[begin DATA EXTRACT]

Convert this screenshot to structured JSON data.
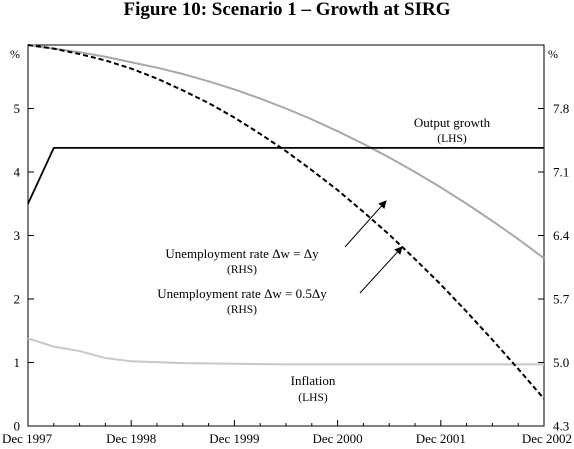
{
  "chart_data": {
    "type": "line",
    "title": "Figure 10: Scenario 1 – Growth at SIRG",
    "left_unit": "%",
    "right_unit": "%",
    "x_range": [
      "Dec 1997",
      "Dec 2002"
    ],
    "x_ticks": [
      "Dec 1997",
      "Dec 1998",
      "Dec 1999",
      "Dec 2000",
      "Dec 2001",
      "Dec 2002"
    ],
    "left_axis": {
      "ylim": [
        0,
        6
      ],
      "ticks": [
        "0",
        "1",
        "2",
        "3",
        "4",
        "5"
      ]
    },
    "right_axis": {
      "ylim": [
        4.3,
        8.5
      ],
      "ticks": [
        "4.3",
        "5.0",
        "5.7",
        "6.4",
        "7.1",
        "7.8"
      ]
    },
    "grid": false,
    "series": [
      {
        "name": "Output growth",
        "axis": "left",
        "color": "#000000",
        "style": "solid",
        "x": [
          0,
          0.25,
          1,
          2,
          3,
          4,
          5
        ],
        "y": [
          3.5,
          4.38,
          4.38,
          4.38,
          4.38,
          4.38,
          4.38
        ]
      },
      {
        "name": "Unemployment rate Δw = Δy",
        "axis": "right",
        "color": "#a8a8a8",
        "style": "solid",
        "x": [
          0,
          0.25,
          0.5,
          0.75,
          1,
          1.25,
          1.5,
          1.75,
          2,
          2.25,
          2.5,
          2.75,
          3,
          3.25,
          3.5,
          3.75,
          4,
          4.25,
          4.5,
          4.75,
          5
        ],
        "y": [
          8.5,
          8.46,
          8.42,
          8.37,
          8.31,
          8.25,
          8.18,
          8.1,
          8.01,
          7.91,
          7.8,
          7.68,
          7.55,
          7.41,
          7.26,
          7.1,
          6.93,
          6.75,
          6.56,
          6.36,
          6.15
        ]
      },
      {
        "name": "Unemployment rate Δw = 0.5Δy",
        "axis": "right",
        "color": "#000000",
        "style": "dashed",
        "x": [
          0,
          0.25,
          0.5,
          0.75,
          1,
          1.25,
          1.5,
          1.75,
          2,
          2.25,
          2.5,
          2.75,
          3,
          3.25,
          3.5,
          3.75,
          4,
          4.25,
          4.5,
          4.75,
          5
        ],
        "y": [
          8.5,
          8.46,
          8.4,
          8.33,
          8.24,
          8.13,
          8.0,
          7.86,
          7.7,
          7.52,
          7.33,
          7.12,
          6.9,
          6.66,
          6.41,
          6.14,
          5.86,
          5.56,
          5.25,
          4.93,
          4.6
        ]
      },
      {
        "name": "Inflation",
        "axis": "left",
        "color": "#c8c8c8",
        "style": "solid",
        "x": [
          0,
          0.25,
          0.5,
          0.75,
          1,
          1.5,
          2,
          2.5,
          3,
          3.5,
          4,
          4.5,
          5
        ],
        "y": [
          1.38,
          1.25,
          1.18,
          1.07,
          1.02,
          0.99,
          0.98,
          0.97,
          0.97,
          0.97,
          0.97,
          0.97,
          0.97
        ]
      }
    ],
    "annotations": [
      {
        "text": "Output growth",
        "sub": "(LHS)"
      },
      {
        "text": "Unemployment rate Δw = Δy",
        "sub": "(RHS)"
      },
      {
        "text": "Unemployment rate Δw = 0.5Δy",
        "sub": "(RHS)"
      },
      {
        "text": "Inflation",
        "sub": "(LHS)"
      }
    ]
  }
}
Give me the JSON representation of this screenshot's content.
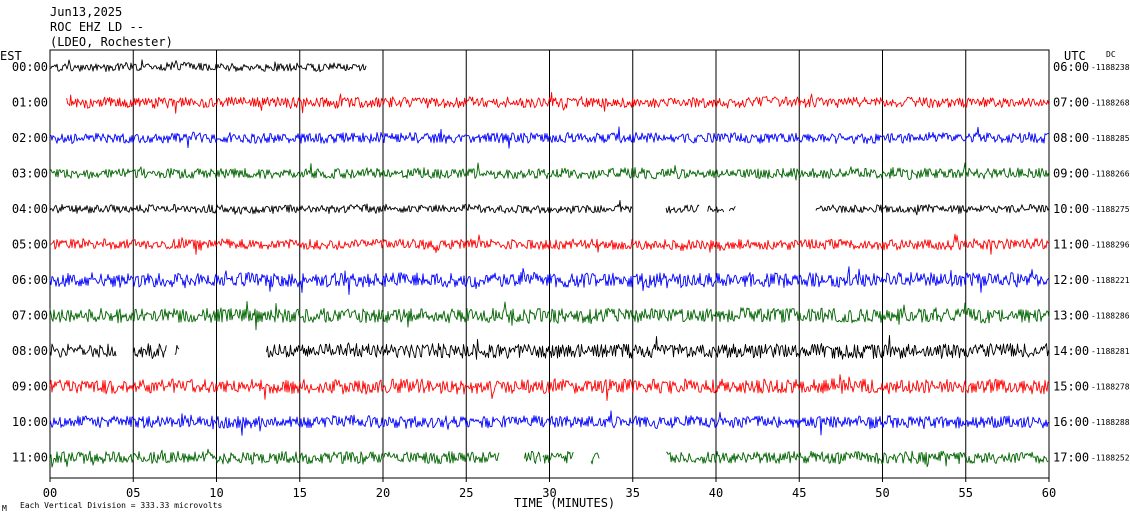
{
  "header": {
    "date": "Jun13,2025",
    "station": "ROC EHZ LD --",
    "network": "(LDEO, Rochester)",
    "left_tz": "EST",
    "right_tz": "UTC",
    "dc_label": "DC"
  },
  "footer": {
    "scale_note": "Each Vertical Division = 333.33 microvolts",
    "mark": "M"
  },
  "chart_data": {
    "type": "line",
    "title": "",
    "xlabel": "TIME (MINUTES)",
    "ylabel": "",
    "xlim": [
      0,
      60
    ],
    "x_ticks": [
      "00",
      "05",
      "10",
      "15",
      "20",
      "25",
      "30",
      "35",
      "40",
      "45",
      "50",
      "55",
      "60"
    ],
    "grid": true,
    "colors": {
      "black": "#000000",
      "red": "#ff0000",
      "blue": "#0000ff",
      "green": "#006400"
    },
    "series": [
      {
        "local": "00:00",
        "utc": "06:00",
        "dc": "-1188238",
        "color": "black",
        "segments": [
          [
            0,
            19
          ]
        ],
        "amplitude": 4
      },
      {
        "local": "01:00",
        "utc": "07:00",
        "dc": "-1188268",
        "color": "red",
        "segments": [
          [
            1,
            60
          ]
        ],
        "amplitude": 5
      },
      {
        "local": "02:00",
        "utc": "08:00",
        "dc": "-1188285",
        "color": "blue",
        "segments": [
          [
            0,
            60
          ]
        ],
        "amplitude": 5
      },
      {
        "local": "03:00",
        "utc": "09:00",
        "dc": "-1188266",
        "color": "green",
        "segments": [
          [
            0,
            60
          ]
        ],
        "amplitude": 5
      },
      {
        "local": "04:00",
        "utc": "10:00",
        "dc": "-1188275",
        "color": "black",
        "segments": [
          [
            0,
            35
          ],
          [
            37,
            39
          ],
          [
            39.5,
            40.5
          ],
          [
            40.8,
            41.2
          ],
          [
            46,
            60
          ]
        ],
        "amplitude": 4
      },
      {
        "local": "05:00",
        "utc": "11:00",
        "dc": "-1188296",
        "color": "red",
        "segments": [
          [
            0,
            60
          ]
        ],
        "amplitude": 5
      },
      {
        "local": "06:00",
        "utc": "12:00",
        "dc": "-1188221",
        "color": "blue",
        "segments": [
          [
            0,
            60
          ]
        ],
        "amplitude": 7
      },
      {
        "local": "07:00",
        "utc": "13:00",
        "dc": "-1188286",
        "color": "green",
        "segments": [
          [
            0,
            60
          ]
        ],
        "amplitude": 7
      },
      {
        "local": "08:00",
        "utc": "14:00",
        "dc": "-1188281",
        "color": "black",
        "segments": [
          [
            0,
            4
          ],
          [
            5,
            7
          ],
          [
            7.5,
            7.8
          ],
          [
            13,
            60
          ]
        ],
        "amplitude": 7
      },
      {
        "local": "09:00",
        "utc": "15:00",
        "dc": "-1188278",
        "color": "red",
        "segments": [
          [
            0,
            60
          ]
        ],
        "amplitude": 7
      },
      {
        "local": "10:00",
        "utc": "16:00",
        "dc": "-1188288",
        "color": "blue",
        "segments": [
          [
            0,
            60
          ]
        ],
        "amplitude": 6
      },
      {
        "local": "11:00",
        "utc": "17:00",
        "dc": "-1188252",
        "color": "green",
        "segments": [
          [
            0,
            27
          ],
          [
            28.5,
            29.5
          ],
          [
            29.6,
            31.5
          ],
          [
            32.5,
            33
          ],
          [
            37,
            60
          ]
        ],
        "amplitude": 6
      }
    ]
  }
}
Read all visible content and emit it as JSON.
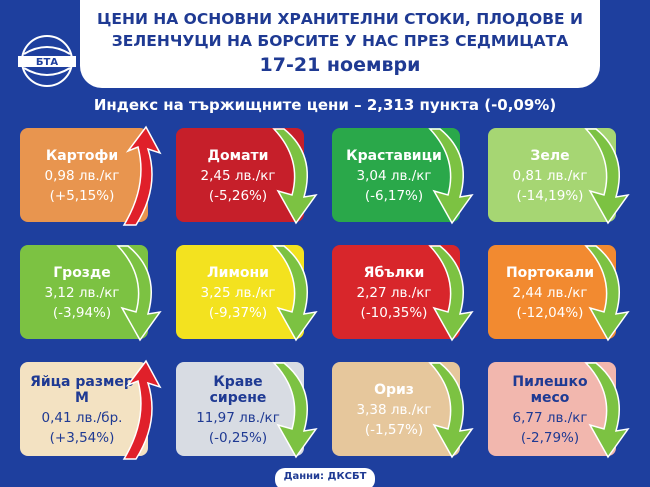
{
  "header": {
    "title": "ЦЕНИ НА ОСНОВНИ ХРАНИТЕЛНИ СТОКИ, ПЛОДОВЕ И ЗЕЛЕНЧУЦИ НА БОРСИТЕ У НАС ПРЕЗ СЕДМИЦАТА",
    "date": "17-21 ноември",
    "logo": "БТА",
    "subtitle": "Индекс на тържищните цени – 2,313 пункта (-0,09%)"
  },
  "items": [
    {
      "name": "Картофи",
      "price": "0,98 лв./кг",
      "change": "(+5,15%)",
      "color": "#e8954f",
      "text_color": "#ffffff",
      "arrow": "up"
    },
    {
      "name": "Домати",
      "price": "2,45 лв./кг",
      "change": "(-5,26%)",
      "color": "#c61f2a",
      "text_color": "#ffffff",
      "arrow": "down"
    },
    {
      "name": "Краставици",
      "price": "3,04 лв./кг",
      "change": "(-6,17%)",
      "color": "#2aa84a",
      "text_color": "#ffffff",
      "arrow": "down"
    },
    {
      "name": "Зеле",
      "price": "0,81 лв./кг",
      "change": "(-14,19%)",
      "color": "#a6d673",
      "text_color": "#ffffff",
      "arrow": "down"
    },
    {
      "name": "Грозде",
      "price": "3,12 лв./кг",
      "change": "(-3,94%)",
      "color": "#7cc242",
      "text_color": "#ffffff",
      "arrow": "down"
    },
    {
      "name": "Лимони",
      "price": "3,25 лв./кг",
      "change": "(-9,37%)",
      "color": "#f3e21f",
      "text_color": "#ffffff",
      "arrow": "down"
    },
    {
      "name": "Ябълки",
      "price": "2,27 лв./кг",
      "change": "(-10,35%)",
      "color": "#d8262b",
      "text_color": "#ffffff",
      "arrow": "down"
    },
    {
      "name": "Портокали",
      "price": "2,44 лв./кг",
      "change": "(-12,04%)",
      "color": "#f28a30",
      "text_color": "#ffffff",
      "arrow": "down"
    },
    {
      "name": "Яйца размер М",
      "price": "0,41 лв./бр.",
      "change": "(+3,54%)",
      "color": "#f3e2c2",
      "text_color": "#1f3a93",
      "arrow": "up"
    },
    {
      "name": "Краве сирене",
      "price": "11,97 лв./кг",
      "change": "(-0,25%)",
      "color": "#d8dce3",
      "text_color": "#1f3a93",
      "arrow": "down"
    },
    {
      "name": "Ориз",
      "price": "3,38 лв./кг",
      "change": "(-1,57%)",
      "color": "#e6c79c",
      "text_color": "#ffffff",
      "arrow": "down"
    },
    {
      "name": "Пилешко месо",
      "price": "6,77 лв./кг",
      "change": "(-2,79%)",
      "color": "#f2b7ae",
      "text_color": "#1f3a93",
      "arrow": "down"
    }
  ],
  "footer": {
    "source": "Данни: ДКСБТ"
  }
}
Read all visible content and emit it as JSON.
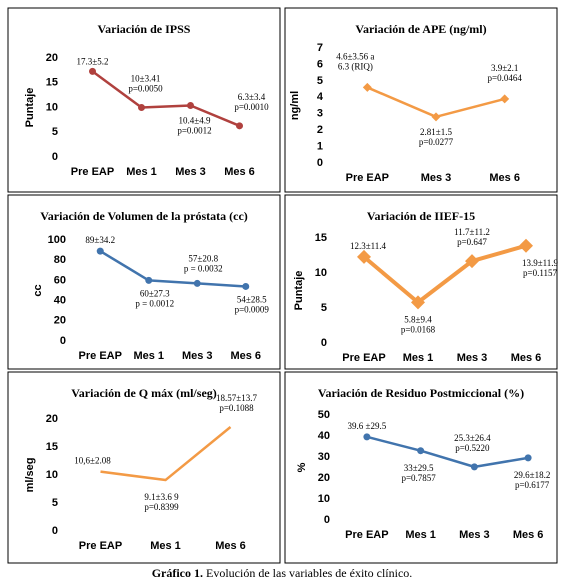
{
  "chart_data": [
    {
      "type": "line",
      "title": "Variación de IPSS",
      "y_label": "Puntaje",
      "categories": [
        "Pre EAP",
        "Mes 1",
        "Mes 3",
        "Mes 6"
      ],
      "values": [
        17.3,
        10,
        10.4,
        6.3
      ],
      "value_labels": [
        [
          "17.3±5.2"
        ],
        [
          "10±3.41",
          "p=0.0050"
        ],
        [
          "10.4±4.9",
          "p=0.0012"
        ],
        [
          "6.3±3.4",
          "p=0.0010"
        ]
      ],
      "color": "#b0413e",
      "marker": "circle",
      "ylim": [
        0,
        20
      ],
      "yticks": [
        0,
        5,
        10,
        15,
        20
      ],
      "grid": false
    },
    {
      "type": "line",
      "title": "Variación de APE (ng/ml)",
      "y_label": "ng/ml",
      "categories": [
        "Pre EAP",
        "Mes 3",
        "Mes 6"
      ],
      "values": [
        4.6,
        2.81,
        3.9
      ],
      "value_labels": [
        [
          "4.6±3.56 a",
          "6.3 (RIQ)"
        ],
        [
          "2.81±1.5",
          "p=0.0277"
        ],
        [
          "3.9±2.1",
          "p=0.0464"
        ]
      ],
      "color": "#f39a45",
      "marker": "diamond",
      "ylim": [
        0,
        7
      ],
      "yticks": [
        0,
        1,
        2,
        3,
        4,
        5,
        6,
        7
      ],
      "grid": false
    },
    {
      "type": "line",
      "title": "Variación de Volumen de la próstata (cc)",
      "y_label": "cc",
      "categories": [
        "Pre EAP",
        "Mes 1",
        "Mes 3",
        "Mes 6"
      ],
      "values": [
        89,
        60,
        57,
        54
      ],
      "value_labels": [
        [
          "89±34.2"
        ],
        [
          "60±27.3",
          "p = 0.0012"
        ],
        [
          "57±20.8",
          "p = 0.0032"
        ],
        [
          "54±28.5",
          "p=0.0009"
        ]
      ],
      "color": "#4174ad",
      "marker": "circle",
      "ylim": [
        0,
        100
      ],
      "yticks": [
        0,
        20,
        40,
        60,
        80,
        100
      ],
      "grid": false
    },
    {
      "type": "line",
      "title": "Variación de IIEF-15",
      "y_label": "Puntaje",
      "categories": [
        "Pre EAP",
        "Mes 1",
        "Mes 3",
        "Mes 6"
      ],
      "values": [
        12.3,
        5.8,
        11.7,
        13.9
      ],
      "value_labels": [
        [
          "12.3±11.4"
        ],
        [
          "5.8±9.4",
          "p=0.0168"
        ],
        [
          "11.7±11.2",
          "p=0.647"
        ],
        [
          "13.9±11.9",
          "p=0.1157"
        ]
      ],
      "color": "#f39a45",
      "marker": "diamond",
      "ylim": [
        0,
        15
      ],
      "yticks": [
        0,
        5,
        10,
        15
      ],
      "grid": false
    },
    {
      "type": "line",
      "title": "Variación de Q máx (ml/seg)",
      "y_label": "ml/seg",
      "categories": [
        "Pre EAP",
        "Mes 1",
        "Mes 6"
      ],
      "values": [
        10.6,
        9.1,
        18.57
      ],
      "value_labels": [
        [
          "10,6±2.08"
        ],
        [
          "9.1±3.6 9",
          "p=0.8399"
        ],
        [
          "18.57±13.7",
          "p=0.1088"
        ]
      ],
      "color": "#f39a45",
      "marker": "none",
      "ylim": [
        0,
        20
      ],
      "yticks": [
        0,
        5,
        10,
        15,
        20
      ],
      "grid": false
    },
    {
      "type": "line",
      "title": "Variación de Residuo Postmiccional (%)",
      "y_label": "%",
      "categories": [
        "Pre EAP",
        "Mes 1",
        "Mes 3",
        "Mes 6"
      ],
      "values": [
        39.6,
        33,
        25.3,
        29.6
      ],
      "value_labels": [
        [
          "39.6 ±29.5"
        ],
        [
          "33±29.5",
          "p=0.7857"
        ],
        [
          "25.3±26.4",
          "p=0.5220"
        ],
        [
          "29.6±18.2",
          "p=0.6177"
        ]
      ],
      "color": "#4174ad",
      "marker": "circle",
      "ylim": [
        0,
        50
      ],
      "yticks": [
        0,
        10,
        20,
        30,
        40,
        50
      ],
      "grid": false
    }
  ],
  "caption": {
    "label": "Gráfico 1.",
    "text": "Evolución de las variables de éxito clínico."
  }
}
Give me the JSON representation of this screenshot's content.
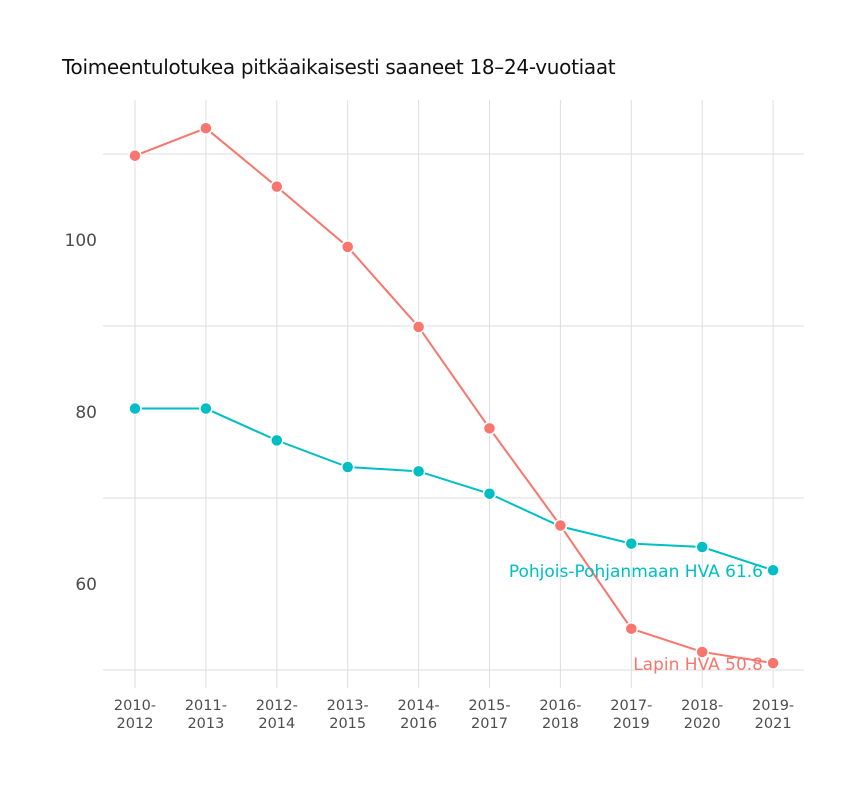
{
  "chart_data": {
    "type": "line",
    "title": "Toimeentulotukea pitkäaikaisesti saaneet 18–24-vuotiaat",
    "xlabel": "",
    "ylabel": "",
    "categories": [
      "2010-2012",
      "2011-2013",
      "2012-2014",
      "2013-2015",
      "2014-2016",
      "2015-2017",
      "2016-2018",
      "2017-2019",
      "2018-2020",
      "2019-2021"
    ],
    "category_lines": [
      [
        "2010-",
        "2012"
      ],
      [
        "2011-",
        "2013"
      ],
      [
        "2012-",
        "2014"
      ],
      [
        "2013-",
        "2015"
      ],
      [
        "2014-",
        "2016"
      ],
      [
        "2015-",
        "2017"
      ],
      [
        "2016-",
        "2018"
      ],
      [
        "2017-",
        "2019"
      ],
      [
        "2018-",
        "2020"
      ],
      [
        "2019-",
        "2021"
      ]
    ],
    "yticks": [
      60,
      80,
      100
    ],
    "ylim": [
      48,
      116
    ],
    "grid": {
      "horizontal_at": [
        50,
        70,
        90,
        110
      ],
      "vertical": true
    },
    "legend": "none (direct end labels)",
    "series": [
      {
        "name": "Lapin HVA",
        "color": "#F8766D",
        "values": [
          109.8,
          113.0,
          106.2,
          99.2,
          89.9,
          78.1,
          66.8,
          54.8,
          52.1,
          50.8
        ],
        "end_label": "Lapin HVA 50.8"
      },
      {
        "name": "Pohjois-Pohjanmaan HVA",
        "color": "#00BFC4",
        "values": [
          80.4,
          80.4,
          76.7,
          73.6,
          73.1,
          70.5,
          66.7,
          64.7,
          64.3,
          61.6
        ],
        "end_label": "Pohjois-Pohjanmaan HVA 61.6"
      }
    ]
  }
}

[end DATA EXTRACT]

- EXERCISE DESCRIPTION
Take each line containing the string "change" and copy it out.

- ANSWER TO THE TASK
      "change": "(+5,15%)",
      "change": "(-5,26%)",
      "change": "(-6,17%)",
      "change": "(-14,19%)",
      "change": "(-3,94%)",
      "change": "(-9,37%)",
      "change": "(-10,35%)",
      "change": "(-12,04%)",
      "change": "(+3,54%)",
      "change": "(-0,25%)",
      "change": "(-1,57%)",
      "change": "(-2,79%)",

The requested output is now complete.